:: Exercise materials ::
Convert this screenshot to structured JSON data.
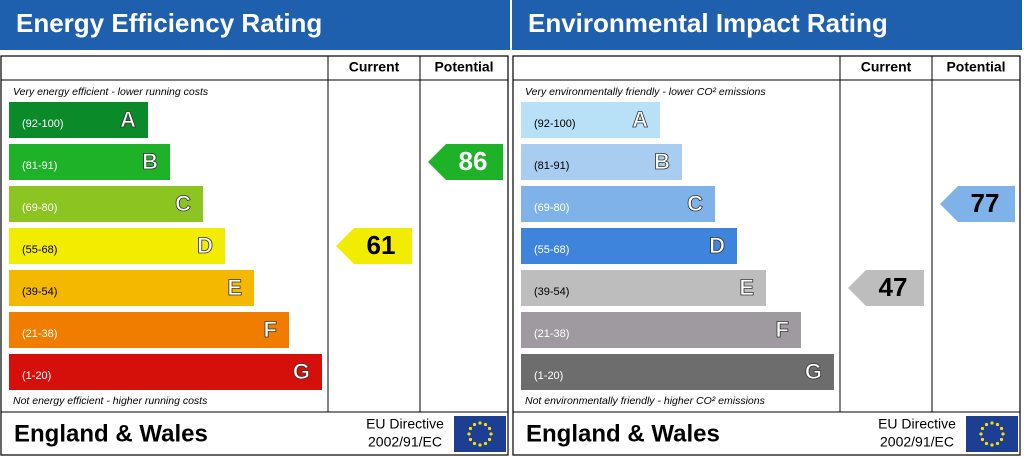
{
  "panels": [
    {
      "title": "Energy Efficiency Rating",
      "columns": [
        "Current",
        "Potential"
      ],
      "top_note": "Very energy efficient - lower running costs",
      "bottom_note": "Not energy efficient - higher running costs",
      "bands": [
        {
          "range": "(92-100)",
          "letter": "A",
          "color": "#0b8a2a",
          "text_color": "#ffffff"
        },
        {
          "range": "(81-91)",
          "letter": "B",
          "color": "#1db227",
          "text_color": "#ffffff"
        },
        {
          "range": "(69-80)",
          "letter": "C",
          "color": "#8cc522",
          "text_color": "#ffffff"
        },
        {
          "range": "(55-68)",
          "letter": "D",
          "color": "#f2ec00",
          "text_color": "#000000"
        },
        {
          "range": "(39-54)",
          "letter": "E",
          "color": "#f5b800",
          "text_color": "#000000"
        },
        {
          "range": "(21-38)",
          "letter": "F",
          "color": "#f07c00",
          "text_color": "#ffffff"
        },
        {
          "range": "(1-20)",
          "letter": "G",
          "color": "#d50f0a",
          "text_color": "#ffffff"
        }
      ],
      "current": {
        "value": 61,
        "text_color": "#000000"
      },
      "potential": {
        "value": 86,
        "text_color": "#ffffff"
      },
      "footer": "England & Wales",
      "directive": [
        "EU Directive",
        "2002/91/EC"
      ]
    },
    {
      "title": "Environmental Impact Rating",
      "columns": [
        "Current",
        "Potential"
      ],
      "top_note": "Very environmentally friendly - lower CO² emissions",
      "bottom_note": "Not environmentally friendly - higher CO² emissions",
      "bands": [
        {
          "range": "(92-100)",
          "letter": "A",
          "color": "#b8e1f7",
          "text_color": "#000000"
        },
        {
          "range": "(81-91)",
          "letter": "B",
          "color": "#a9cdf0",
          "text_color": "#000000"
        },
        {
          "range": "(69-80)",
          "letter": "C",
          "color": "#7fb2e8",
          "text_color": "#ffffff"
        },
        {
          "range": "(55-68)",
          "letter": "D",
          "color": "#3f84dc",
          "text_color": "#ffffff"
        },
        {
          "range": "(39-54)",
          "letter": "E",
          "color": "#bdbdbd",
          "text_color": "#000000"
        },
        {
          "range": "(21-38)",
          "letter": "F",
          "color": "#9e9aa0",
          "text_color": "#ffffff"
        },
        {
          "range": "(1-20)",
          "letter": "G",
          "color": "#6d6d6d",
          "text_color": "#ffffff"
        }
      ],
      "current": {
        "value": 47,
        "text_color": "#000000"
      },
      "potential": {
        "value": 77,
        "text_color": "#000000"
      },
      "footer": "England & Wales",
      "directive": [
        "EU Directive",
        "2002/91/EC"
      ]
    }
  ]
}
:::
== Instructions to follow ==
All lines above with "environmentally" in them should be returned.

== Task result ==
      "top_note": "Very environmentally friendly - lower CO² emissions",
      "bottom_note": "Not environmentally friendly - higher CO² emissions",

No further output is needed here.